The task
What do the lines say from the one containing "What text is on this page?" to the end of the records? Restate them word for word, and only those.

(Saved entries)

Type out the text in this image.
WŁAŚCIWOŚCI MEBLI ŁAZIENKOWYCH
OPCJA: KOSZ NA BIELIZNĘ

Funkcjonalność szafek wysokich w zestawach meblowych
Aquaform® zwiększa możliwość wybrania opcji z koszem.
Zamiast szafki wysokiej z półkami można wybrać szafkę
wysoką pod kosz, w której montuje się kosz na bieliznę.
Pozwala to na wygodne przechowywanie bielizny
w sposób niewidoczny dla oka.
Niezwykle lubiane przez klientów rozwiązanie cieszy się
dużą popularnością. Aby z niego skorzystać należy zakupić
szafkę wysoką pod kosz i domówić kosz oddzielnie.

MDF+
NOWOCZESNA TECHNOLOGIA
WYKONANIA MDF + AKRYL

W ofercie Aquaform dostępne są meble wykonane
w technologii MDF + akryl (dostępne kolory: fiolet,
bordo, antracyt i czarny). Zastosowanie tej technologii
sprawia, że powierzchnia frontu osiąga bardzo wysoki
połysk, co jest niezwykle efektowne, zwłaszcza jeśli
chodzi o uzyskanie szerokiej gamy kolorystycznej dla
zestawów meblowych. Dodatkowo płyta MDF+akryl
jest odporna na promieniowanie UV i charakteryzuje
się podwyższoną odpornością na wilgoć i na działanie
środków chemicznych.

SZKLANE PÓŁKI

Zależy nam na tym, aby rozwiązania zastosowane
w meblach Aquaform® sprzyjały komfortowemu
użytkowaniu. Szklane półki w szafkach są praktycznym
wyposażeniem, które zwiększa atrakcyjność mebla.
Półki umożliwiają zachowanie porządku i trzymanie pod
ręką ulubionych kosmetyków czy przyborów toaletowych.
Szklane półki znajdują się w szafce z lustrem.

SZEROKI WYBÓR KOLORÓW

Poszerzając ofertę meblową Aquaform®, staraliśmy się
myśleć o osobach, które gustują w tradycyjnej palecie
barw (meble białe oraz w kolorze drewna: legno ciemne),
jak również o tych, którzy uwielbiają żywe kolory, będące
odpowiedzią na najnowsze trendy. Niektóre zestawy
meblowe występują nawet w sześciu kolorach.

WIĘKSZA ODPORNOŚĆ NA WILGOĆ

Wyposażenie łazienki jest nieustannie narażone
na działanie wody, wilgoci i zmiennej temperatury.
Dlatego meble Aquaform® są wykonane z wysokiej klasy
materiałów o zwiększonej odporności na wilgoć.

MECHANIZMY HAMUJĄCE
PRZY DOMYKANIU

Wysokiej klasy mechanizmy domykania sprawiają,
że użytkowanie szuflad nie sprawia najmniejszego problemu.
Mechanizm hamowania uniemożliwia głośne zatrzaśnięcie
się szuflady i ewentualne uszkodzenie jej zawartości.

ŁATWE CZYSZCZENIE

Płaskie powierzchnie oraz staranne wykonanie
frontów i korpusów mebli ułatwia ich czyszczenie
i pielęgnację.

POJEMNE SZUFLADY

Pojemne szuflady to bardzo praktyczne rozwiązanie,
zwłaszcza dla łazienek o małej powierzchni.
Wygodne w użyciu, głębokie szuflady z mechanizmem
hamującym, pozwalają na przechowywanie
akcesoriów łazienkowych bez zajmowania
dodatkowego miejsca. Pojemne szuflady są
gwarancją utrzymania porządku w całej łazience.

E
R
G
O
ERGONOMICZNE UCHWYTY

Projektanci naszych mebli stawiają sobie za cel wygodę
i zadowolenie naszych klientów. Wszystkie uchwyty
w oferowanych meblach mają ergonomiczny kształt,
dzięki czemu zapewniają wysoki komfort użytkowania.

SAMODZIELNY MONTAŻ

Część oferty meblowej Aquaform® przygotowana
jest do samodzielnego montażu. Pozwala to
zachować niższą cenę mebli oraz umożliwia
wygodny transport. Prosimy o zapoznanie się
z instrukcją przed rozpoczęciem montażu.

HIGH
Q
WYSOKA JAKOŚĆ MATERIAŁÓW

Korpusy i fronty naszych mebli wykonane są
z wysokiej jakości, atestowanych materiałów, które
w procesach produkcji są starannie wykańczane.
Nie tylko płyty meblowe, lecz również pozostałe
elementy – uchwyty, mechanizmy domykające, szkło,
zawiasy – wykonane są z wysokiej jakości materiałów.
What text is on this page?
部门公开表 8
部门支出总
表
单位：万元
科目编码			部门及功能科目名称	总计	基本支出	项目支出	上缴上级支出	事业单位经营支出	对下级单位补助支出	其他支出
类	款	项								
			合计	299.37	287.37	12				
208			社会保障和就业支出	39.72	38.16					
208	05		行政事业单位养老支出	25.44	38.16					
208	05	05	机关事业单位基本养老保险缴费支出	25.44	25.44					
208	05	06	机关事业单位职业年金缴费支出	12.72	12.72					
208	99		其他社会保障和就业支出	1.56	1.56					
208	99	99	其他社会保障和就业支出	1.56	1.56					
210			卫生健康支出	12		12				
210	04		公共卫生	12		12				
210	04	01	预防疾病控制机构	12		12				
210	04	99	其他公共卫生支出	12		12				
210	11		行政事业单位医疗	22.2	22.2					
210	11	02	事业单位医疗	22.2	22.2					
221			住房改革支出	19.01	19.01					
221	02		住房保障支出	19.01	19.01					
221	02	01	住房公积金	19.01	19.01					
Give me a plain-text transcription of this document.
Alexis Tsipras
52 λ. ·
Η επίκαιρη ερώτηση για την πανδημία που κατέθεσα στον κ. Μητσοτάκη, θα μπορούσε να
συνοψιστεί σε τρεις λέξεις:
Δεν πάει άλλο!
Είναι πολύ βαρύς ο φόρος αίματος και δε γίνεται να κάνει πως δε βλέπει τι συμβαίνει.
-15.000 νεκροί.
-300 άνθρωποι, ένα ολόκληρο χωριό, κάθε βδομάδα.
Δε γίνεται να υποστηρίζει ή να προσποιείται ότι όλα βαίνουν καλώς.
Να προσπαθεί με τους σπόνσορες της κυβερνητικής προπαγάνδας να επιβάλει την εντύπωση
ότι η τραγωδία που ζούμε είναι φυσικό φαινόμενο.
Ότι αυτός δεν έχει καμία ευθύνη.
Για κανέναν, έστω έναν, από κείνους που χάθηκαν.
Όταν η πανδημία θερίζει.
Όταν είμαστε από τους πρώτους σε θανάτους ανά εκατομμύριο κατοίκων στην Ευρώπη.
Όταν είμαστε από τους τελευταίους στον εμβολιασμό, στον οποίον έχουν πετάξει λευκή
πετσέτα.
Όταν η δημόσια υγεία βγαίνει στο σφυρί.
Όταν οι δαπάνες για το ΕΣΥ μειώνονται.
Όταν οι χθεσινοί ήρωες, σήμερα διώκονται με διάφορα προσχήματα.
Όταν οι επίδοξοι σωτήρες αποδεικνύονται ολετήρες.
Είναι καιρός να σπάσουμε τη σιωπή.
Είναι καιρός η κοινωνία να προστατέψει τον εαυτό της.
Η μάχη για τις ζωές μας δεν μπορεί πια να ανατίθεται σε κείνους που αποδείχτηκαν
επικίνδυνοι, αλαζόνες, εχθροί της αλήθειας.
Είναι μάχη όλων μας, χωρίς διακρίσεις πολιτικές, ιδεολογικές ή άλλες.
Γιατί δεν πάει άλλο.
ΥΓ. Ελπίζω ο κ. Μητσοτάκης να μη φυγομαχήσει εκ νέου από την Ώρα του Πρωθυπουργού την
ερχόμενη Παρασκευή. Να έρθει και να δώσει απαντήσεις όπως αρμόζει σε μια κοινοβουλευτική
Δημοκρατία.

Correct result
What text is on this page?
部门公开表 8
部门支出总
表
单位：万元
科目编码			部门及功能科目名称	总计	基本支出	项目支出	上缴上级支出	事业单位经营支出	对下级单位补助支出	其他支出
类	款	项								
			合计	299.37	287.37	12				
208			社会保障和就业支出	39.72	38.16					
208	05		行政事业单位养老支出	25.44	38.16					
208	05	05	机关事业单位基本养老保险缴费支出	25.44	25.44					
208	05	06	机关事业单位职业年金缴费支出	12.72	12.72					
208	99		其他社会保障和就业支出	1.56	1.56					
208	99	99	其他社会保障和就业支出	1.56	1.56					
210			卫生健康支出	12		12				
210	04		公共卫生	12		12				
210	04	01	预防疾病控制机构	12		12				
210	04	99	其他公共卫生支出	12		12				
210	11		行政事业单位医疗	22.2	22.2					
210	11	02	事业单位医疗	22.2	22.2					
221			住房改革支出	19.01	19.01					
221	02		住房保障支出	19.01	19.01					
221	02	01	住房公积金	19.01	19.01					
Give me a plain-text transcription of this document.
Alexis Tsipras
52 λ. ·
Η επίκαιρη ερώτηση για την πανδημία που κατέθεσα στον κ. Μητσοτάκη, θα μπορούσε να
συνοψιστεί σε τρεις λέξεις:
Δεν πάει άλλο!
Είναι πολύ βαρύς ο φόρος αίματος και δε γίνεται να κάνει πως δε βλέπει τι συμβαίνει.
-15.000 νεκροί.
-300 άνθρωποι, ένα ολόκληρο χωριό, κάθε βδομάδα.
Δε γίνεται να υποστηρίζει ή να προσποιείται ότι όλα βαίνουν καλώς.
Να προσπαθεί με τους σπόνσορες της κυβερνητικής προπαγάνδας να επιβάλει την εντύπωση
ότι η τραγωδία που ζούμε είναι φυσικό φαινόμενο.
Ότι αυτός δεν έχει καμία ευθύνη.
Για κανέναν, έστω έναν, από κείνους που χάθηκαν.
Όταν η πανδημία θερίζει.
Όταν είμαστε από τους πρώτους σε θανάτους ανά εκατομμύριο κατοίκων στην Ευρώπη.
Όταν είμαστε από τους τελευταίους στον εμβολιασμό, στον οποίον έχουν πετάξει λευκή
πετσέτα.
Όταν η δημόσια υγεία βγαίνει στο σφυρί.
Όταν οι δαπάνες για το ΕΣΥ μειώνονται.
Όταν οι χθεσινοί ήρωες, σήμερα διώκονται με διάφορα προσχήματα.
Όταν οι επίδοξοι σωτήρες αποδεικνύονται ολετήρες.
Είναι καιρός να σπάσουμε τη σιωπή.
Είναι καιρός η κοινωνία να προστατέψει τον εαυτό της.
Η μάχη για τις ζωές μας δεν μπορεί πια να ανατίθεται σε κείνους που αποδείχτηκαν
επικίνδυνοι, αλαζόνες, εχθροί της αλήθειας.
Είναι μάχη όλων μας, χωρίς διακρίσεις πολιτικές, ιδεολογικές ή άλλες.
Γιατί δεν πάει άλλο.
ΥΓ. Ελπίζω ο κ. Μητσοτάκης να μη φυγομαχήσει εκ νέου από την Ώρα του Πρωθυπουργού την
ερχόμενη Παρασκευή. Να έρθει και να δώσει απαντήσεις όπως αρμόζει σε μια κοινοβουλευτική
Δημοκρατία.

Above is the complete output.